» Dataset rows:
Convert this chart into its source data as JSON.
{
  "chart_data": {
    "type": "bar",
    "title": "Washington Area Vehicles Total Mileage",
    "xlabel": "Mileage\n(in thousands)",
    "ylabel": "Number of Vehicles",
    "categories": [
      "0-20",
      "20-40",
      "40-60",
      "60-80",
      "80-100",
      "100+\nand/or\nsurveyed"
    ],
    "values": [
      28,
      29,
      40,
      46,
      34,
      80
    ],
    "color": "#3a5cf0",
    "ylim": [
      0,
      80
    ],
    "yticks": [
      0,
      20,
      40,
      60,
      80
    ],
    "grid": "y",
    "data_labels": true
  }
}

» Requirements: Reproduce each line of the material containing the word "Vehicles".

» Correct result:
    "title": "Washington Area Vehicles Total Mileage",
    "ylabel": "Number of Vehicles",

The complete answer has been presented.